### [TASK PROMPT]
From the source text below, list every field in which the writer says they hold a degree or postgraduate qualification.

### [SOURCE TEXT]

=-=-=-=-=

Who said I had a Physics degree? That was just your supposition. I have an Engineering degree. :idunno: I work as a physicist.

Unlike you, I have collegiate work in both :noway:

Supposition. I have postgraduate qualifications in Education and Computer Science, for what it is worth. I teach advanced physics and computer science in a college. Your level of knowledge about physics would be insufficient to start one of my courses, but I am happy to talk down to your level if you wish to continue the discussion. ;)

:plain: Notice this link is the first listed.

Start at "Why Were Meteorites Used?"
"The quoted age of Earth is derived, in part, from the Canyon Diablo meteorite for several important reasons and is built upon a modern understanding of cosmochemistry built up over decades of research."
and
"The moon, as another extraterrestrial body that has not undergone plate tectonics and that has no atmosphere, provides quite precise age dates from the samples returned from the Apollo missions."

=-=-=-=-=

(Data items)
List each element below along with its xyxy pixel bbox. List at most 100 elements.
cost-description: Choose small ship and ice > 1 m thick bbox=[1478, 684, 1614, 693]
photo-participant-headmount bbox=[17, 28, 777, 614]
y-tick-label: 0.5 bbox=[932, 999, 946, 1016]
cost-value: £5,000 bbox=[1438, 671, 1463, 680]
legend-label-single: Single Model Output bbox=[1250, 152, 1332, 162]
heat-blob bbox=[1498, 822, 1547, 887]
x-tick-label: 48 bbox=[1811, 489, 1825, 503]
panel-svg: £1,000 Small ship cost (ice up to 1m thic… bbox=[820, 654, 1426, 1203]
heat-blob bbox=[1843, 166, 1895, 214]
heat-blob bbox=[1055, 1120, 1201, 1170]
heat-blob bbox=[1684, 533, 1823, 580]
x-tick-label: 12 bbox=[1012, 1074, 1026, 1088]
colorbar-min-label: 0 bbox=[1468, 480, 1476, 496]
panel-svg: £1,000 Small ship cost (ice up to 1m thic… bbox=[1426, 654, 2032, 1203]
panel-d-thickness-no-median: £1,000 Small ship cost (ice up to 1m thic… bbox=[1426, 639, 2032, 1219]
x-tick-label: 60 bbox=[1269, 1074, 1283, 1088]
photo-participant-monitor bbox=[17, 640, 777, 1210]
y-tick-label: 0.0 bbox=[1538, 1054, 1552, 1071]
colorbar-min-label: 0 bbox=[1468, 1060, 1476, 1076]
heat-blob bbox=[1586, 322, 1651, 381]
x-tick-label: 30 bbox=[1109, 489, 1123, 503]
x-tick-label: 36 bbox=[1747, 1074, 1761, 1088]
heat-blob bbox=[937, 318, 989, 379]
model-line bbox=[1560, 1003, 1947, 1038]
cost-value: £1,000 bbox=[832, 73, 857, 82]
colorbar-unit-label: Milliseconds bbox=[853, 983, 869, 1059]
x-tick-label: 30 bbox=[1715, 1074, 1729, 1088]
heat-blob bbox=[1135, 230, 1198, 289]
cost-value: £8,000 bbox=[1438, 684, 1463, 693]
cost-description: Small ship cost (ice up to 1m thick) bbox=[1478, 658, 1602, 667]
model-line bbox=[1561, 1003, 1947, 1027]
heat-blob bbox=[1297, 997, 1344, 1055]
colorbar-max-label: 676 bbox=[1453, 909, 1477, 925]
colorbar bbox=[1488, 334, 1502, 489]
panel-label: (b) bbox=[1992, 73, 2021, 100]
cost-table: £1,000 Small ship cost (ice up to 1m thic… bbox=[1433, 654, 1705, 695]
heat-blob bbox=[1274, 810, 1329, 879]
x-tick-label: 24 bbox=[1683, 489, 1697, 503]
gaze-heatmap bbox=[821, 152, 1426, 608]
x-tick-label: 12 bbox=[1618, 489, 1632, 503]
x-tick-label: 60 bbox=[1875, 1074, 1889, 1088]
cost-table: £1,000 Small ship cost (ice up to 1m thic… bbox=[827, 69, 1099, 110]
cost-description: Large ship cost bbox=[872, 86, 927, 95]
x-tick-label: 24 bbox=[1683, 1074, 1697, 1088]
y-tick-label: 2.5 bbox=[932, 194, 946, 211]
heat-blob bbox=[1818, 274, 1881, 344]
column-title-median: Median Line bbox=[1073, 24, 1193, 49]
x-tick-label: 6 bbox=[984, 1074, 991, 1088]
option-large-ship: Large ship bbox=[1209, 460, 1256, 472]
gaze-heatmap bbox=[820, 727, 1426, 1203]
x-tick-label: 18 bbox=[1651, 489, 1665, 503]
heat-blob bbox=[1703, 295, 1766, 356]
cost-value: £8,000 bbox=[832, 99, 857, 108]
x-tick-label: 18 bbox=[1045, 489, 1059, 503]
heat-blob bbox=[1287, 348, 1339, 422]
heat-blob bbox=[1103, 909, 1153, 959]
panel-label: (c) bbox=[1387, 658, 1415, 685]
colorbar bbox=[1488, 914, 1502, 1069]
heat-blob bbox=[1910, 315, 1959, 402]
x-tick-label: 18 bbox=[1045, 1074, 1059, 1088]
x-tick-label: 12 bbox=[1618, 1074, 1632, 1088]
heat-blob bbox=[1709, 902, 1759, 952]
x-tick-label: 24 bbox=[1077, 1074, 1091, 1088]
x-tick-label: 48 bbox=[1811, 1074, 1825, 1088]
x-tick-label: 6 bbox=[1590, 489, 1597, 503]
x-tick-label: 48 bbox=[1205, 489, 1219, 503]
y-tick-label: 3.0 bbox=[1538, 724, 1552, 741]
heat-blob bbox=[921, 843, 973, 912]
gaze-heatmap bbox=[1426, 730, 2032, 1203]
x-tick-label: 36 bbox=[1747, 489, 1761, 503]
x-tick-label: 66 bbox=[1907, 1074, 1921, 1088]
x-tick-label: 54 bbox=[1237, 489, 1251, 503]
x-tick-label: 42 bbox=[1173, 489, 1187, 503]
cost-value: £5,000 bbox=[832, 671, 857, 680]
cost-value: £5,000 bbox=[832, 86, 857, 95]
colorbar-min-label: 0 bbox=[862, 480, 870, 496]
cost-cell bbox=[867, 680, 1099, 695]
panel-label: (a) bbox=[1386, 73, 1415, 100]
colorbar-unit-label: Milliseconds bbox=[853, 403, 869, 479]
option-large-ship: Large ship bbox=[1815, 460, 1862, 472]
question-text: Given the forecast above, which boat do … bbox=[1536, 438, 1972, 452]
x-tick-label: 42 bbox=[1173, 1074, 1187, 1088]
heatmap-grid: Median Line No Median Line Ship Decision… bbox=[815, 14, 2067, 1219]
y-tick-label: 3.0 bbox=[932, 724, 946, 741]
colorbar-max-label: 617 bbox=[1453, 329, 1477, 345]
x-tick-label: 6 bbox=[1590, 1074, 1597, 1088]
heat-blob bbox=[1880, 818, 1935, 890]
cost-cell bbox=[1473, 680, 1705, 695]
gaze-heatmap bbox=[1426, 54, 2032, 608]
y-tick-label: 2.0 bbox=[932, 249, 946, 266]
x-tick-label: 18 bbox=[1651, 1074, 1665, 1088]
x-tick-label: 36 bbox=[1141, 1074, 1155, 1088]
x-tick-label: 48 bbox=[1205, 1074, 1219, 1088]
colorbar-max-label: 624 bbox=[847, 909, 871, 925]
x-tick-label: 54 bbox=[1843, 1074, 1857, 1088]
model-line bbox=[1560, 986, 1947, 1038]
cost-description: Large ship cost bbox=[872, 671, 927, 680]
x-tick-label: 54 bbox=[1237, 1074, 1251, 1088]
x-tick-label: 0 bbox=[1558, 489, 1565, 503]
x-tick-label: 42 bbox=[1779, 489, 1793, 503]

=-=-=-=-=

### [OUTPUT FOR THIS TASK]
Engineering, Education, Computer Science